Output all of the records exactly as written.

------ SUPPLIED DATA

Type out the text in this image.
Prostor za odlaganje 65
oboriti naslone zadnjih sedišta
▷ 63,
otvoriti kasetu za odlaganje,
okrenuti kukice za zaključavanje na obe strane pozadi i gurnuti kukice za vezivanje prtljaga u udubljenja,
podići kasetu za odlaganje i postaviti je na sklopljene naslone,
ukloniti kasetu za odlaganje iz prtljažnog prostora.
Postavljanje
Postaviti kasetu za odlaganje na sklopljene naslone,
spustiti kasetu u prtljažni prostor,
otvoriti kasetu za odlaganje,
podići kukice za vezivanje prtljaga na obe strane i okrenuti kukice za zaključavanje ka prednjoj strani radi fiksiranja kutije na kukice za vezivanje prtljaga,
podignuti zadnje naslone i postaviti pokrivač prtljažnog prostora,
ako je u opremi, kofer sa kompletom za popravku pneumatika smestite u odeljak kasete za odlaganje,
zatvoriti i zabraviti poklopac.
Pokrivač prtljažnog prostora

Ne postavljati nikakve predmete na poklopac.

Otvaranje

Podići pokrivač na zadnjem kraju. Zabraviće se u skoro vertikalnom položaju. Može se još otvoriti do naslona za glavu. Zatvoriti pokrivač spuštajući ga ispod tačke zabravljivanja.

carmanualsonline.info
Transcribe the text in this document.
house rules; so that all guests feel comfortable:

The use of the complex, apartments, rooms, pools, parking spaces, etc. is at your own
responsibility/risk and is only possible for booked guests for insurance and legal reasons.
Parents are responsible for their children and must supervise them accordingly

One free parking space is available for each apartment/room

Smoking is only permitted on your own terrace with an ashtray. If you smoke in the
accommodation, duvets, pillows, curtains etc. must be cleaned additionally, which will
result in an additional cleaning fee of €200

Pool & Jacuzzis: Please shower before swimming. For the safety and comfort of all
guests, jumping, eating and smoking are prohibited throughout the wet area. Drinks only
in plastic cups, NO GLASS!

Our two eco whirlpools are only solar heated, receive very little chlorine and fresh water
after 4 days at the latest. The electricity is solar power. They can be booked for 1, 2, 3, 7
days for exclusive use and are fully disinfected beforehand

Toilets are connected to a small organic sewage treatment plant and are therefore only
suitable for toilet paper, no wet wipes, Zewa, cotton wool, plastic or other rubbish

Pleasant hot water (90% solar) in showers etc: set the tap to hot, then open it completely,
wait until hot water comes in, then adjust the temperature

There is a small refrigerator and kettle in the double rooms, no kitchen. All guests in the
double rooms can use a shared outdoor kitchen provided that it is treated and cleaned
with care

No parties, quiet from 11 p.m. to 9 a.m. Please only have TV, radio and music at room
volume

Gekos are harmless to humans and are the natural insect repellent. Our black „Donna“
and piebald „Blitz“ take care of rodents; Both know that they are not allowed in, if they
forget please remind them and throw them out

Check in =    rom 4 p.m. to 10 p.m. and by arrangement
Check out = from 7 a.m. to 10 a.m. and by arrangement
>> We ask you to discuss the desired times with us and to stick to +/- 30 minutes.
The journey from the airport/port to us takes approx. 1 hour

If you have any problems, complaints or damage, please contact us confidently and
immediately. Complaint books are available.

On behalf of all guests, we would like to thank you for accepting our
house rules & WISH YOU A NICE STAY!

------------

### ANSWER TO THIS EXERCISE
Type out the text in this image.
Prostor za odlaganje 65
oboriti naslone zadnjih sedišta
▷ 63,
otvoriti kasetu za odlaganje,
okrenuti kukice za zaključavanje na obe strane pozadi i gurnuti kukice za vezivanje prtljaga u udubljenja,
podići kasetu za odlaganje i postaviti je na sklopljene naslone,
ukloniti kasetu za odlaganje iz prtljažnog prostora.
Postavljanje
Postaviti kasetu za odlaganje na sklopljene naslone,
spustiti kasetu u prtljažni prostor,
otvoriti kasetu za odlaganje,
podići kukice za vezivanje prtljaga na obe strane i okrenuti kukice za zaključavanje ka prednjoj strani radi fiksiranja kutije na kukice za vezivanje prtljaga,
podignuti zadnje naslone i postaviti pokrivač prtljažnog prostora,
ako je u opremi, kofer sa kompletom za popravku pneumatika smestite u odeljak kasete za odlaganje,
zatvoriti i zabraviti poklopac.
Pokrivač prtljažnog prostora

Ne postavljati nikakve predmete na poklopac.

Otvaranje

Podići pokrivač na zadnjem kraju. Zabraviće se u skoro vertikalnom položaju. Može se još otvoriti do naslona za glavu. Zatvoriti pokrivač spuštajući ga ispod tačke zabravljivanja.

carmanualsonline.info
Transcribe the text in this document.
house rules; so that all guests feel comfortable:

The use of the complex, apartments, rooms, pools, parking spaces, etc. is at your own
responsibility/risk and is only possible for booked guests for insurance and legal reasons.
Parents are responsible for their children and must supervise them accordingly

One free parking space is available for each apartment/room

Smoking is only permitted on your own terrace with an ashtray. If you smoke in the
accommodation, duvets, pillows, curtains etc. must be cleaned additionally, which will
result in an additional cleaning fee of €200

Pool & Jacuzzis: Please shower before swimming. For the safety and comfort of all
guests, jumping, eating and smoking are prohibited throughout the wet area. Drinks only
in plastic cups, NO GLASS!

Our two eco whirlpools are only solar heated, receive very little chlorine and fresh water
after 4 days at the latest. The electricity is solar power. They can be booked for 1, 2, 3, 7
days for exclusive use and are fully disinfected beforehand

Toilets are connected to a small organic sewage treatment plant and are therefore only
suitable for toilet paper, no wet wipes, Zewa, cotton wool, plastic or other rubbish

Pleasant hot water (90% solar) in showers etc: set the tap to hot, then open it completely,
wait until hot water comes in, then adjust the temperature

There is a small refrigerator and kettle in the double rooms, no kitchen. All guests in the
double rooms can use a shared outdoor kitchen provided that it is treated and cleaned
with care

No parties, quiet from 11 p.m. to 9 a.m. Please only have TV, radio and music at room
volume

Gekos are harmless to humans and are the natural insect repellent. Our black „Donna“
and piebald „Blitz“ take care of rodents; Both know that they are not allowed in, if they
forget please remind them and throw them out

Check in =    rom 4 p.m. to 10 p.m. and by arrangement
Check out = from 7 a.m. to 10 a.m. and by arrangement
>> We ask you to discuss the desired times with us and to stick to +/- 30 minutes.
The journey from the airport/port to us takes approx. 1 hour

If you have any problems, complaints or damage, please contact us confidently and
immediately. Complaint books are available.

On behalf of all guests, we would like to thank you for accepting our
house rules & WISH YOU A NICE STAY!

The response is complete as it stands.